__STATED GOAL__
Images must not appear in your copy; reproduce every other part of the records exactly.

Entries taken from a collection
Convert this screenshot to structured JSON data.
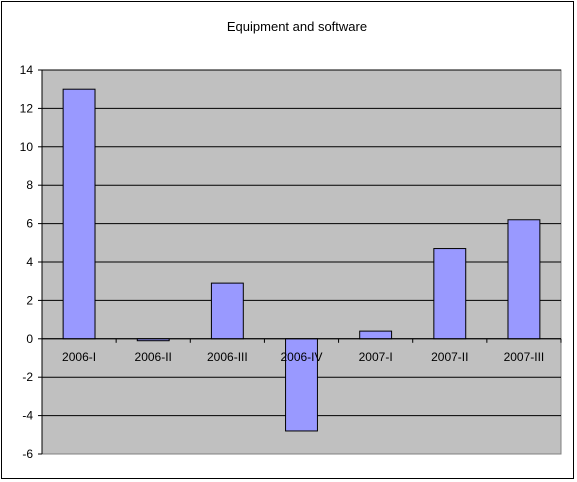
{
  "chart_data": {
    "type": "bar",
    "title": "Equipment and software",
    "categories": [
      "2006-I",
      "2006-II",
      "2006-III",
      "2006-IV",
      "2007-I",
      "2007-II",
      "2007-III"
    ],
    "series": [
      {
        "values": [
          13.0,
          -0.1,
          2.9,
          -4.8,
          0.4,
          4.7,
          6.2
        ]
      }
    ],
    "ylim": [
      -6,
      14
    ],
    "yticks": [
      14,
      12,
      10,
      8,
      6,
      4,
      2,
      0,
      -2,
      -4,
      -6
    ],
    "grid": true,
    "legend": "none",
    "colors": {
      "plot_background": "#c0c0c0",
      "bar_fill": "#9999ff",
      "bar_stroke": "#000000",
      "grid": "#000000"
    }
  }
}
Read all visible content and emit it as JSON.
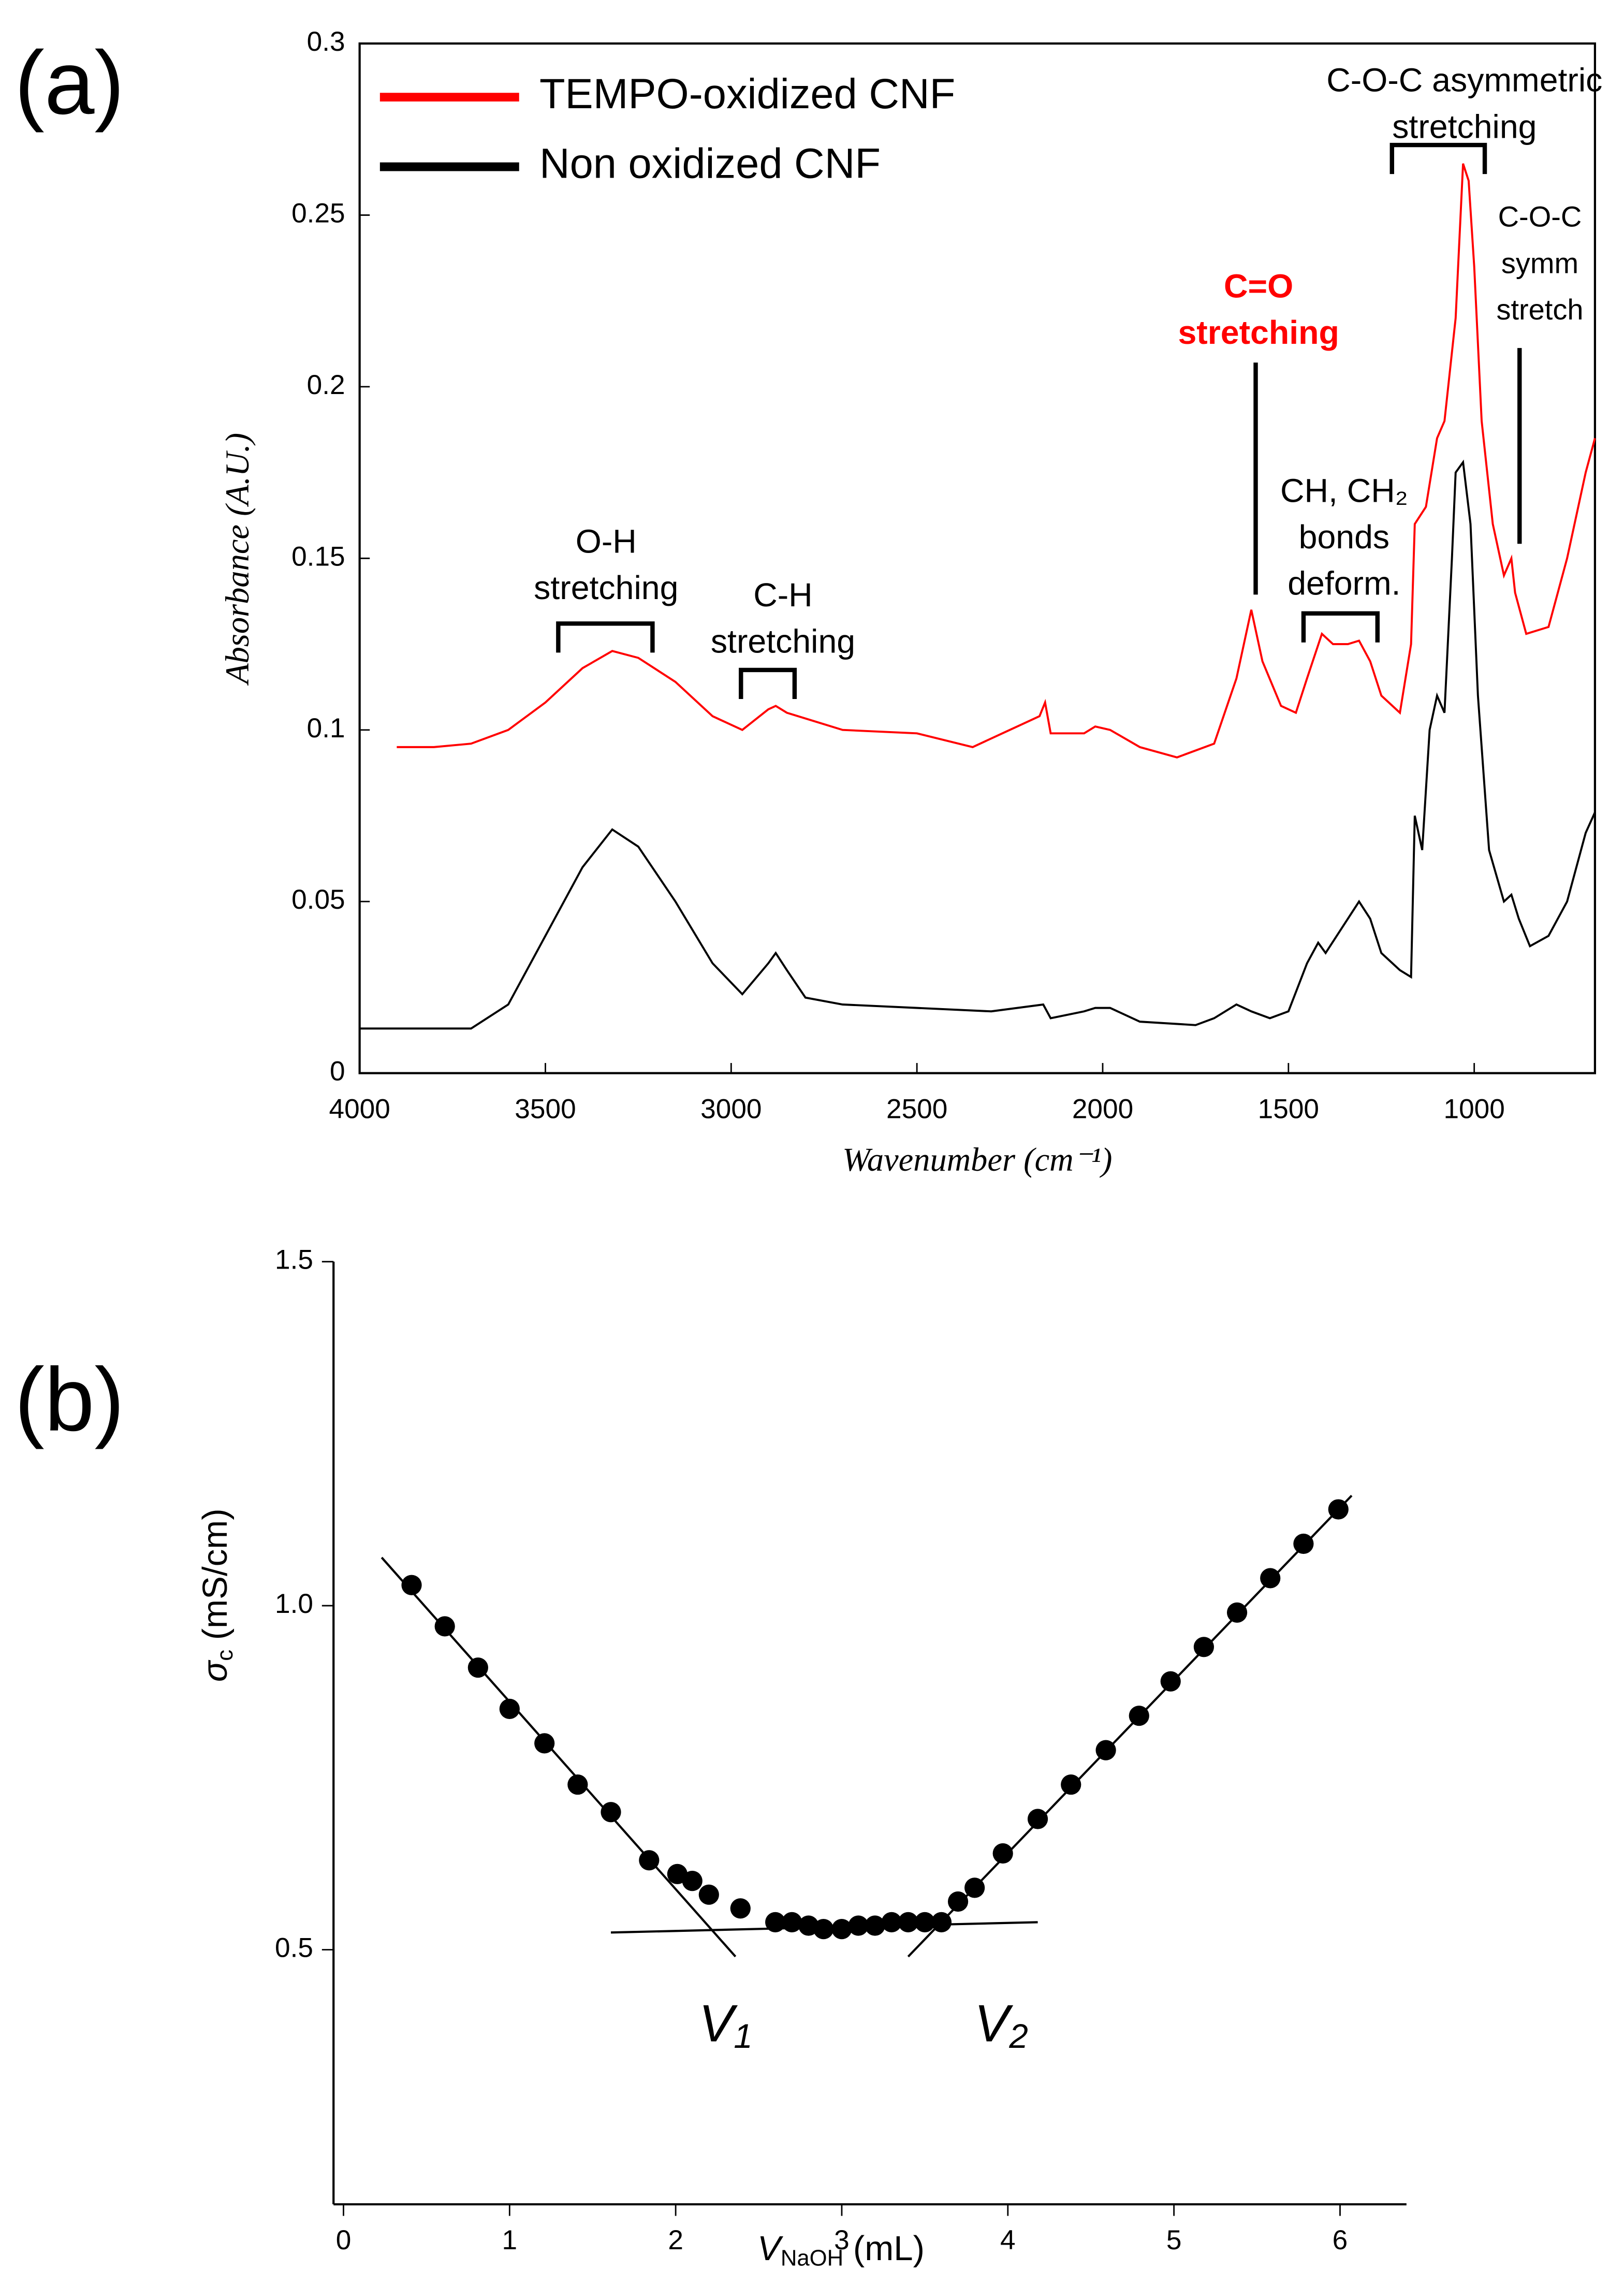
{
  "chart_data": [
    {
      "type": "line",
      "panel_label": "(a)",
      "x_label": "Wavenumber (cm⁻¹)",
      "y_label": "Absorbance (A.U.)",
      "xlim": [
        4000,
        675
      ],
      "ylim": [
        0,
        0.3
      ],
      "xticks": [
        4000,
        3500,
        3000,
        2500,
        2000,
        1500,
        1000
      ],
      "yticks": [
        0,
        0.05,
        0.1,
        0.15,
        0.2,
        0.25,
        0.3
      ],
      "legend": "upper left",
      "series": [
        {
          "name": "TEMPO-oxidized CNF",
          "color": "#ff0000",
          "x": [
            3900,
            3800,
            3700,
            3600,
            3500,
            3400,
            3320,
            3250,
            3150,
            3050,
            2970,
            2900,
            2880,
            2850,
            2700,
            2500,
            2350,
            2250,
            2170,
            2155,
            2140,
            2050,
            2020,
            1980,
            1900,
            1800,
            1700,
            1640,
            1600,
            1570,
            1520,
            1480,
            1450,
            1410,
            1380,
            1340,
            1310,
            1280,
            1250,
            1200,
            1170,
            1160,
            1130,
            1100,
            1080,
            1050,
            1030,
            1015,
            1000,
            980,
            950,
            920,
            900,
            890,
            860,
            800,
            750,
            700,
            675
          ],
          "values": [
            0.095,
            0.095,
            0.096,
            0.1,
            0.108,
            0.118,
            0.123,
            0.121,
            0.114,
            0.104,
            0.1,
            0.106,
            0.107,
            0.105,
            0.1,
            0.099,
            0.095,
            0.1,
            0.104,
            0.108,
            0.099,
            0.099,
            0.101,
            0.1,
            0.095,
            0.092,
            0.096,
            0.115,
            0.135,
            0.12,
            0.107,
            0.105,
            0.115,
            0.128,
            0.125,
            0.125,
            0.126,
            0.12,
            0.11,
            0.105,
            0.125,
            0.16,
            0.165,
            0.185,
            0.19,
            0.22,
            0.265,
            0.26,
            0.235,
            0.19,
            0.16,
            0.145,
            0.15,
            0.14,
            0.128,
            0.13,
            0.15,
            0.175,
            0.185
          ]
        },
        {
          "name": "Non oxidized CNF",
          "color": "#000000",
          "x": [
            4000,
            3800,
            3700,
            3600,
            3500,
            3400,
            3320,
            3250,
            3150,
            3050,
            2970,
            2900,
            2880,
            2850,
            2800,
            2700,
            2500,
            2300,
            2160,
            2140,
            2050,
            2020,
            1980,
            1900,
            1750,
            1700,
            1640,
            1600,
            1550,
            1500,
            1450,
            1420,
            1400,
            1370,
            1340,
            1310,
            1280,
            1250,
            1200,
            1170,
            1160,
            1140,
            1120,
            1100,
            1080,
            1060,
            1050,
            1030,
            1010,
            990,
            960,
            920,
            900,
            880,
            850,
            800,
            750,
            700,
            675
          ],
          "values": [
            0.013,
            0.013,
            0.013,
            0.02,
            0.04,
            0.06,
            0.071,
            0.066,
            0.05,
            0.032,
            0.023,
            0.032,
            0.035,
            0.03,
            0.022,
            0.02,
            0.019,
            0.018,
            0.02,
            0.016,
            0.018,
            0.019,
            0.019,
            0.015,
            0.014,
            0.016,
            0.02,
            0.018,
            0.016,
            0.018,
            0.032,
            0.038,
            0.035,
            0.04,
            0.045,
            0.05,
            0.045,
            0.035,
            0.03,
            0.028,
            0.075,
            0.065,
            0.1,
            0.11,
            0.105,
            0.15,
            0.175,
            0.178,
            0.16,
            0.11,
            0.065,
            0.05,
            0.052,
            0.045,
            0.037,
            0.04,
            0.05,
            0.07,
            0.076
          ]
        }
      ],
      "annotations": [
        {
          "lines": [
            "O-H",
            "stretching"
          ],
          "color": "#000000",
          "bold": false
        },
        {
          "lines": [
            "C-H",
            "stretching"
          ],
          "color": "#000000",
          "bold": false
        },
        {
          "lines": [
            "C=O",
            "stretching"
          ],
          "color": "#ff0000",
          "bold": true
        },
        {
          "lines": [
            "CH, CH₂",
            "bonds",
            "deform."
          ],
          "color": "#000000",
          "bold": false
        },
        {
          "lines": [
            "C-O-C asymmetric",
            "stretching"
          ],
          "color": "#000000",
          "bold": false
        },
        {
          "lines": [
            "C-O-C",
            "symm",
            "stretch"
          ],
          "color": "#000000",
          "bold": false
        }
      ]
    },
    {
      "type": "scatter",
      "panel_label": "(b)",
      "x_label": {
        "main": "V",
        "sub": "NaOH",
        "rest": " (mL)"
      },
      "y_label": {
        "main": "σ",
        "sub": "c",
        "rest": " (mS/cm)"
      },
      "xlim": [
        -0.06,
        6.4
      ],
      "ylim": [
        0.13,
        1.5
      ],
      "xticks": [
        0,
        1,
        2,
        3,
        4,
        5,
        6
      ],
      "yticks": [
        0.5,
        {
          "value": 1,
          "label": "1.0"
        },
        1.5
      ],
      "color": "#000000",
      "x": [
        0.41,
        0.61,
        0.81,
        1.0,
        1.21,
        1.41,
        1.61,
        1.84,
        2.01,
        2.1,
        2.2,
        2.39,
        2.6,
        2.7,
        2.8,
        2.89,
        3.0,
        3.1,
        3.2,
        3.3,
        3.4,
        3.5,
        3.6,
        3.7,
        3.8,
        3.97,
        4.18,
        4.38,
        4.59,
        4.79,
        4.98,
        5.18,
        5.38,
        5.58,
        5.78,
        5.99
      ],
      "values": [
        1.03,
        0.97,
        0.91,
        0.85,
        0.8,
        0.74,
        0.7,
        0.63,
        0.61,
        0.6,
        0.58,
        0.56,
        0.54,
        0.54,
        0.535,
        0.53,
        0.53,
        0.535,
        0.535,
        0.54,
        0.54,
        0.54,
        0.54,
        0.57,
        0.59,
        0.64,
        0.69,
        0.74,
        0.79,
        0.84,
        0.89,
        0.94,
        0.99,
        1.04,
        1.09,
        1.14
      ],
      "fit_lines": [
        {
          "x": [
            0.23,
            2.36
          ],
          "y": [
            1.07,
            0.49
          ]
        },
        {
          "x": [
            1.61,
            4.18
          ],
          "y": [
            0.525,
            0.54
          ]
        },
        {
          "x": [
            3.4,
            6.07
          ],
          "y": [
            0.49,
            1.16
          ]
        }
      ],
      "markers": [
        {
          "main": "V",
          "sub": "1"
        },
        {
          "main": "V",
          "sub": "2"
        }
      ]
    }
  ]
}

__ANSWER FOR THIS EXERCISE__
Convert this screenshot to structured JSON data.
{
  "chart_data": {
    "type": "bar",
    "title": "Equipment and software",
    "categories": [
      "2006-I",
      "2006-II",
      "2006-III",
      "2006-IV",
      "2007-I",
      "2007-II",
      "2007-III"
    ],
    "series": [
      {
        "values": [
          13.0,
          -0.1,
          2.9,
          -4.8,
          0.4,
          4.7,
          6.2
        ]
      }
    ],
    "ylim": [
      -6,
      14
    ],
    "yticks": [
      14,
      12,
      10,
      8,
      6,
      4,
      2,
      0,
      -2,
      -4,
      -6
    ],
    "grid": true,
    "legend": "none",
    "colors": {
      "plot_background": "#c0c0c0",
      "bar_fill": "#9999ff",
      "bar_stroke": "#000000",
      "grid": "#000000"
    }
  }
}
Read all visible content and emit it as JSON.
{
  "chart_data": [
    {
      "type": "line",
      "panel_label": "(a)",
      "x_label": "Wavenumber (cm⁻¹)",
      "y_label": "Absorbance (A.U.)",
      "xlim": [
        4000,
        675
      ],
      "ylim": [
        0,
        0.3
      ],
      "xticks": [
        4000,
        3500,
        3000,
        2500,
        2000,
        1500,
        1000
      ],
      "yticks": [
        0,
        0.05,
        0.1,
        0.15,
        0.2,
        0.25,
        0.3
      ],
      "legend": "upper left",
      "series": [
        {
          "name": "TEMPO-oxidized CNF",
          "color": "#ff0000",
          "x": [
            3900,
            3800,
            3700,
            3600,
            3500,
            3400,
            3320,
            3250,
            3150,
            3050,
            2970,
            2900,
            2880,
            2850,
            2700,
            2500,
            2350,
            2250,
            2170,
            2155,
            2140,
            2050,
            2020,
            1980,
            1900,
            1800,
            1700,
            1640,
            1600,
            1570,
            1520,
            1480,
            1450,
            1410,
            1380,
            1340,
            1310,
            1280,
            1250,
            1200,
            1170,
            1160,
            1130,
            1100,
            1080,
            1050,
            1030,
            1015,
            1000,
            980,
            950,
            920,
            900,
            890,
            860,
            800,
            750,
            700,
            675
          ],
          "values": [
            0.095,
            0.095,
            0.096,
            0.1,
            0.108,
            0.118,
            0.123,
            0.121,
            0.114,
            0.104,
            0.1,
            0.106,
            0.107,
            0.105,
            0.1,
            0.099,
            0.095,
            0.1,
            0.104,
            0.108,
            0.099,
            0.099,
            0.101,
            0.1,
            0.095,
            0.092,
            0.096,
            0.115,
            0.135,
            0.12,
            0.107,
            0.105,
            0.115,
            0.128,
            0.125,
            0.125,
            0.126,
            0.12,
            0.11,
            0.105,
            0.125,
            0.16,
            0.165,
            0.185,
            0.19,
            0.22,
            0.265,
            0.26,
            0.235,
            0.19,
            0.16,
            0.145,
            0.15,
            0.14,
            0.128,
            0.13,
            0.15,
            0.175,
            0.185
          ]
        },
        {
          "name": "Non oxidized CNF",
          "color": "#000000",
          "x": [
            4000,
            3800,
            3700,
            3600,
            3500,
            3400,
            3320,
            3250,
            3150,
            3050,
            2970,
            2900,
            2880,
            2850,
            2800,
            2700,
            2500,
            2300,
            2160,
            2140,
            2050,
            2020,
            1980,
            1900,
            1750,
            1700,
            1640,
            1600,
            1550,
            1500,
            1450,
            1420,
            1400,
            1370,
            1340,
            1310,
            1280,
            1250,
            1200,
            1170,
            1160,
            1140,
            1120,
            1100,
            1080,
            1060,
            1050,
            1030,
            1010,
            990,
            960,
            920,
            900,
            880,
            850,
            800,
            750,
            700,
            675
          ],
          "values": [
            0.013,
            0.013,
            0.013,
            0.02,
            0.04,
            0.06,
            0.071,
            0.066,
            0.05,
            0.032,
            0.023,
            0.032,
            0.035,
            0.03,
            0.022,
            0.02,
            0.019,
            0.018,
            0.02,
            0.016,
            0.018,
            0.019,
            0.019,
            0.015,
            0.014,
            0.016,
            0.02,
            0.018,
            0.016,
            0.018,
            0.032,
            0.038,
            0.035,
            0.04,
            0.045,
            0.05,
            0.045,
            0.035,
            0.03,
            0.028,
            0.075,
            0.065,
            0.1,
            0.11,
            0.105,
            0.15,
            0.175,
            0.178,
            0.16,
            0.11,
            0.065,
            0.05,
            0.052,
            0.045,
            0.037,
            0.04,
            0.05,
            0.07,
            0.076
          ]
        }
      ],
      "annotations": [
        {
          "lines": [
            "O-H",
            "stretching"
          ],
          "color": "#000000",
          "bold": false
        },
        {
          "lines": [
            "C-H",
            "stretching"
          ],
          "color": "#000000",
          "bold": false
        },
        {
          "lines": [
            "C=O",
            "stretching"
          ],
          "color": "#ff0000",
          "bold": true
        },
        {
          "lines": [
            "CH, CH₂",
            "bonds",
            "deform."
          ],
          "color": "#000000",
          "bold": false
        },
        {
          "lines": [
            "C-O-C asymmetric",
            "stretching"
          ],
          "color": "#000000",
          "bold": false
        },
        {
          "lines": [
            "C-O-C",
            "symm",
            "stretch"
          ],
          "color": "#000000",
          "bold": false
        }
      ]
    },
    {
      "type": "scatter",
      "panel_label": "(b)",
      "x_label": {
        "main": "V",
        "sub": "NaOH",
        "rest": " (mL)"
      },
      "y_label": {
        "main": "σ",
        "sub": "c",
        "rest": " (mS/cm)"
      },
      "xlim": [
        -0.06,
        6.4
      ],
      "ylim": [
        0.13,
        1.5
      ],
      "xticks": [
        0,
        1,
        2,
        3,
        4,
        5,
        6
      ],
      "yticks": [
        0.5,
        {
          "value": 1,
          "label": "1.0"
        },
        1.5
      ],
      "color": "#000000",
      "x": [
        0.41,
        0.61,
        0.81,
        1.0,
        1.21,
        1.41,
        1.61,
        1.84,
        2.01,
        2.1,
        2.2,
        2.39,
        2.6,
        2.7,
        2.8,
        2.89,
        3.0,
        3.1,
        3.2,
        3.3,
        3.4,
        3.5,
        3.6,
        3.7,
        3.8,
        3.97,
        4.18,
        4.38,
        4.59,
        4.79,
        4.98,
        5.18,
        5.38,
        5.58,
        5.78,
        5.99
      ],
      "values": [
        1.03,
        0.97,
        0.91,
        0.85,
        0.8,
        0.74,
        0.7,
        0.63,
        0.61,
        0.6,
        0.58,
        0.56,
        0.54,
        0.54,
        0.535,
        0.53,
        0.53,
        0.535,
        0.535,
        0.54,
        0.54,
        0.54,
        0.54,
        0.57,
        0.59,
        0.64,
        0.69,
        0.74,
        0.79,
        0.84,
        0.89,
        0.94,
        0.99,
        1.04,
        1.09,
        1.14
      ],
      "fit_lines": [
        {
          "x": [
            0.23,
            2.36
          ],
          "y": [
            1.07,
            0.49
          ]
        },
        {
          "x": [
            1.61,
            4.18
          ],
          "y": [
            0.525,
            0.54
          ]
        },
        {
          "x": [
            3.4,
            6.07
          ],
          "y": [
            0.49,
            1.16
          ]
        }
      ],
      "markers": [
        {
          "main": "V",
          "sub": "1"
        },
        {
          "main": "V",
          "sub": "2"
        }
      ]
    }
  ]
}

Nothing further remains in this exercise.